Objective — Filter the listing below, copying every line in which the word "security" appears.

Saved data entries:
□ □ □ □

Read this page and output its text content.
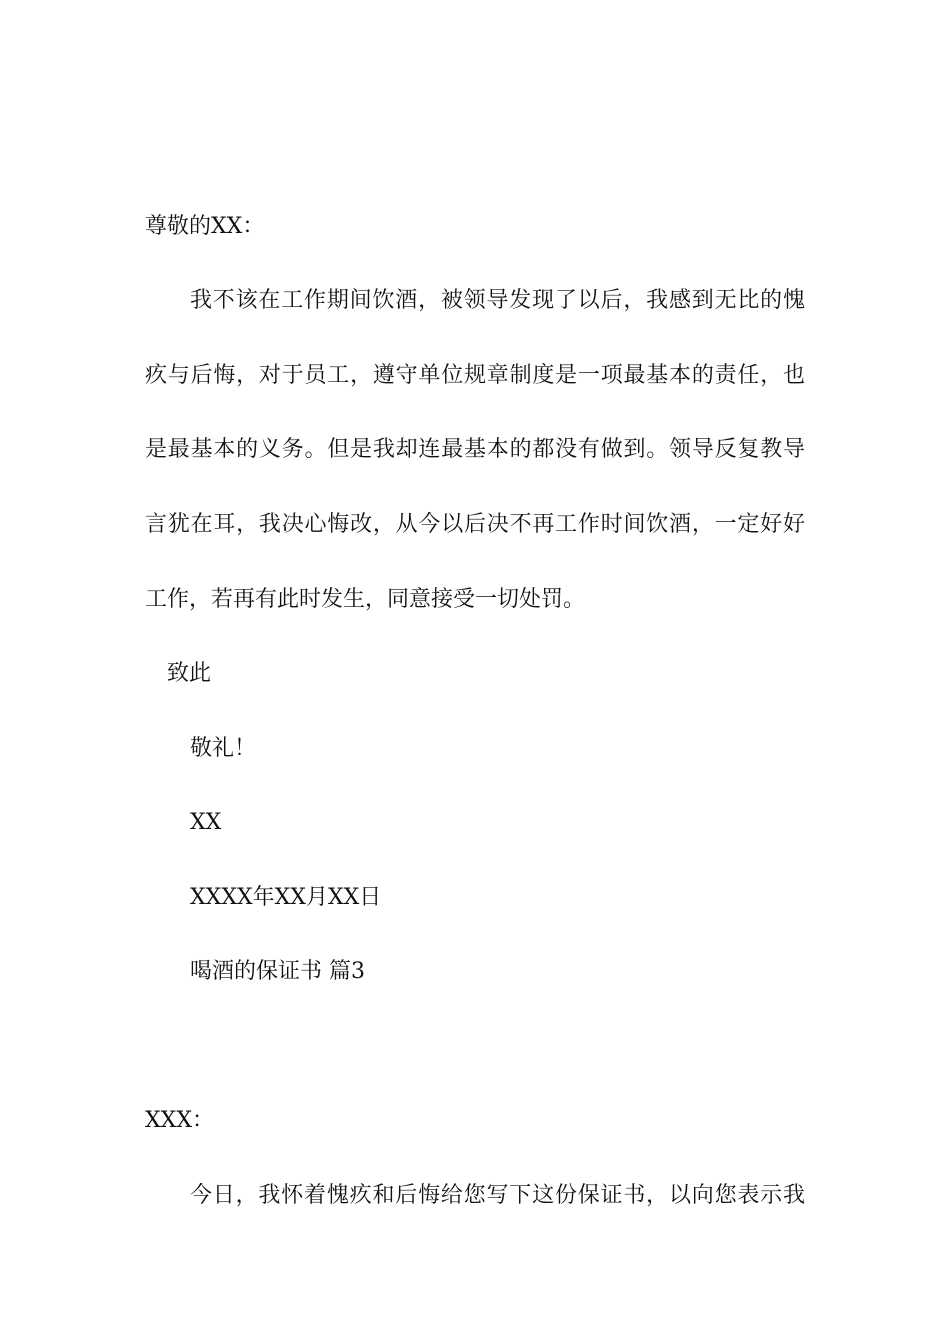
尊敬的XX：
我不该在工作期间饮酒，被领导发现了以后，我感到无比的愧
疚与后悔，对于员工，遵守单位规章制度是一项最基本的责任，也
是最基本的义务。但是我却连最基本的都没有做到。领导反复教导
言犹在耳，我决心悔改，从今以后决不再工作时间饮酒，一定好好
工作，若再有此时发生，同意接受一切处罚。
致此
敬礼！
XX
XXXX年XX月XX日
喝酒的保证书 篇3
XXX：
今日，我怀着愧疚和后悔给您写下这份保证书，以向您表示我
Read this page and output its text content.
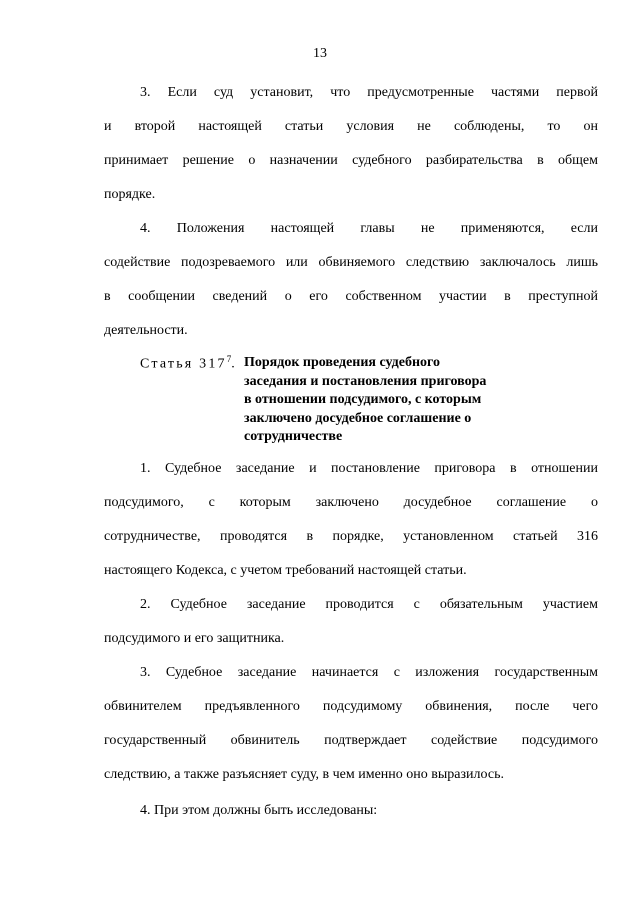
13
3. Если суд установит, что предусмотренные частями первой
и второй настоящей статьи условия не соблюдены, то он
принимает решение о назначении судебного разбирательства в общем
порядке.
4. Положения настоящей главы не применяются, если
содействие подозреваемого или обвиняемого следствию заключалось лишь
в сообщении сведений о его собственном участии в преступной
деятельности.
Статья $317^7$. Порядок проведения судебного
заседания и постановления приговора
в отношении подсудимого, с которым
заключено досудебное соглашение о
сотрудничестве
1. Судебное заседание и постановление приговора в отношении
подсудимого, с которым заключено досудебное соглашение о
сотрудничестве, проводятся в порядке, установленном статьей 316
настоящего Кодекса, с учетом требований настоящей статьи.
2. Судебное заседание проводится с обязательным участием
подсудимого и его защитника.
3. Судебное заседание начинается с изложения государственным
обвинителем предъявленного подсудимому обвинения, после чего
государственный обвинитель подтверждает содействие подсудимого
следствию, а также разъясняет суду, в чем именно оно выразилось.
4. При этом должны быть исследованы:
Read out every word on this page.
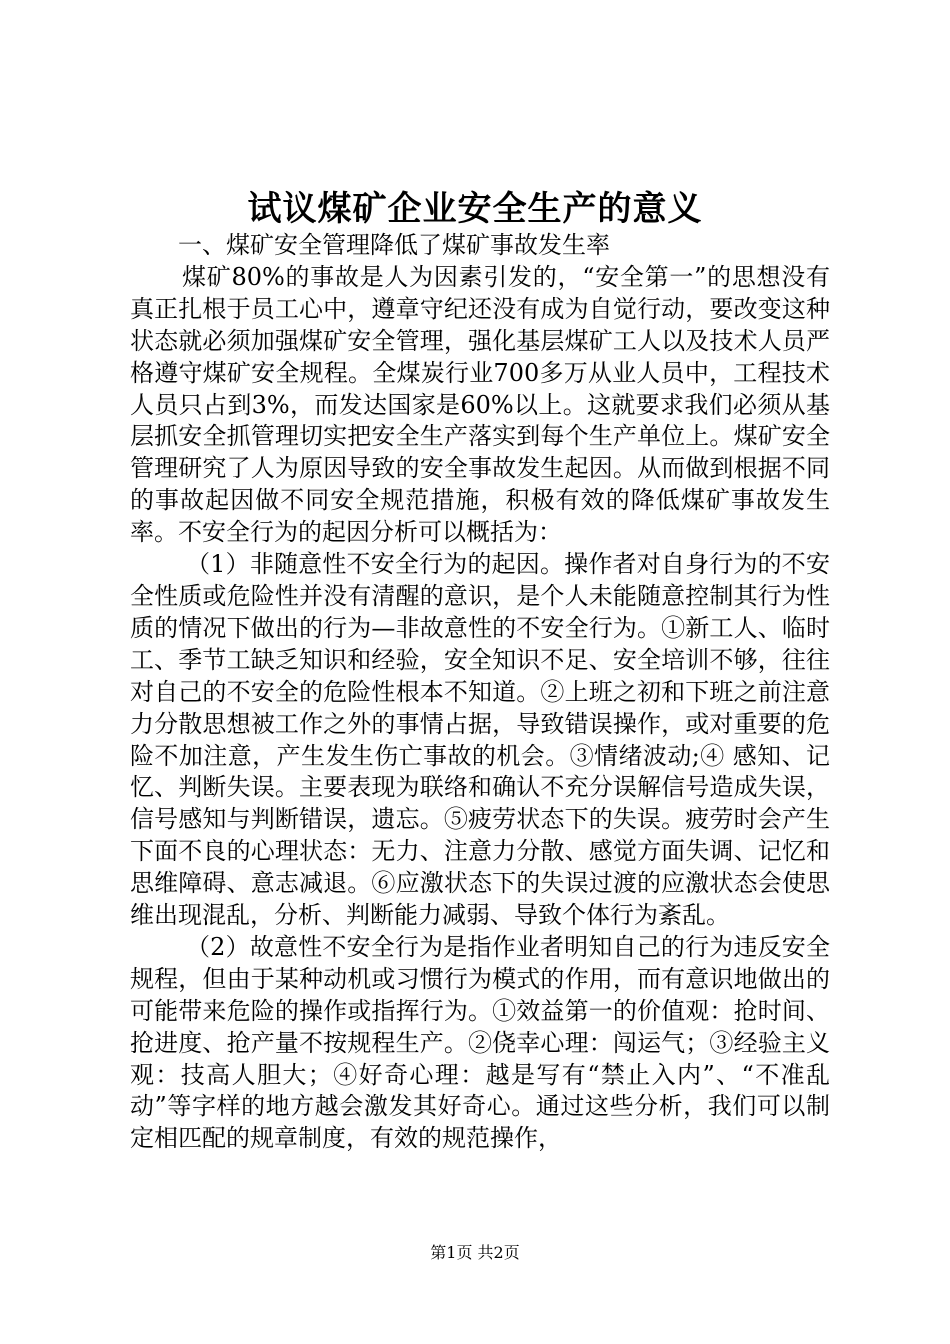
试议煤矿企业安全生产的意义

一、煤矿安全管理降低了煤矿事故发生率

煤矿80%的事故是人为因素引发的，“安全第一”的思想没有真正扎根于员工心中，遵章守纪还没有成为自觉行动，要改变这种状态就必须加强煤矿安全管理，强化基层煤矿工人以及技术人员严格遵守煤矿安全规程。全煤炭行业700多万从业人员中，工程技术人员只占到3%，而发达国家是60%以上。这就要求我们必须从基层抓安全抓管理切实把安全生产落实到每个生产单位上。煤矿安全管理研究了人为原因导致的安全事故发生起因。从而做到根据不同的事故起因做不同安全规范措施，积极有效的降低煤矿事故发生率。不安全行为的起因分析可以概括为：

（1）非随意性不安全行为的起因。操作者对自身行为的不安全性质或危险性并没有清醒的意识，是个人未能随意控制其行为性质的情况下做出的行为—非故意性的不安全行为。①新工人、临时工、季节工缺乏知识和经验，安全知识不足、安全培训不够，往往对自己的不安全的危险性根本不知道。②上班之初和下班之前注意力分散思想被工作之外的事情占据，导致错误操作，或对重要的危险不加注意，产生发生伤亡事故的机会。③情绪波动;④ 感知、记忆、判断失误。主要表现为联络和确认不充分误解信号造成失误，信号感知与判断错误，遗忘。⑤疲劳状态下的失误。疲劳时会产生下面不良的心理状态：无力、注意力分散、感觉方面失调、记忆和思维障碍、意志减退。⑥应激状态下的失误过渡的应激状态会使思维出现混乱，分析、判断能力减弱、导致个体行为紊乱。

（2）故意性不安全行为是指作业者明知自己的行为违反安全规程，但由于某种动机或习惯行为模式的作用，而有意识地做出的可能带来危险的操作或指挥行为。①效益第一的价值观：抢时间、抢进度、抢产量不按规程生产。②侥幸心理：闯运气；③经验主义观：技高人胆大；④好奇心理：越是写有“禁止入内”、“不准乱动”等字样的地方越会激发其好奇心。通过这些分析，我们可以制定相匹配的规章制度，有效的规范操作，

第1页 共2页
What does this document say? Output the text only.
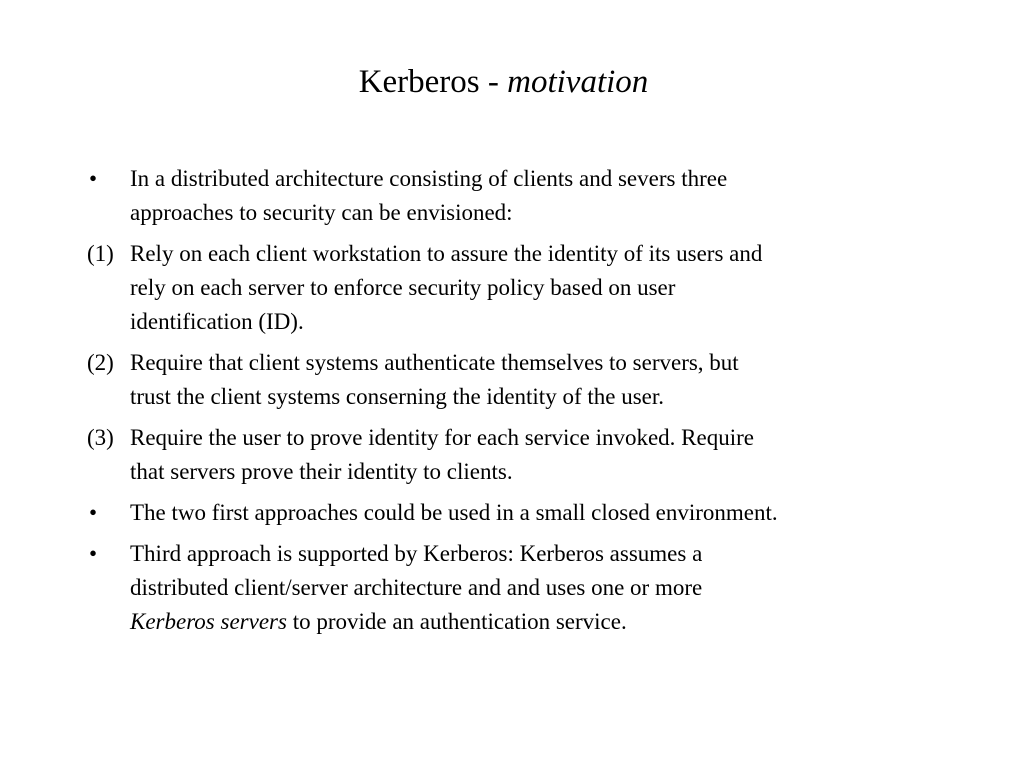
Kerberos - motivation
• In a distributed architecture consisting of clients and severs three
approaches to security can be envisioned:
(1) Rely on each client workstation to assure the identity of its users and
rely on each server to enforce security policy based on user
identification (ID).
(2) Require that client systems authenticate themselves to servers, but
trust the client systems conserning the identity of the user.
(3) Require the user to prove identity for each service invoked. Require
that servers prove their identity to clients.
• The two first approaches could be used in a small closed environment.
• Third approach is supported by Kerberos: Kerberos assumes a
distributed client/server architecture and and uses one or more
Kerberos servers to provide an authentication service.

□ □ □ □

Answer to the exercise —
approaches to security can be envisioned:
rely on each server to enforce security policy based on user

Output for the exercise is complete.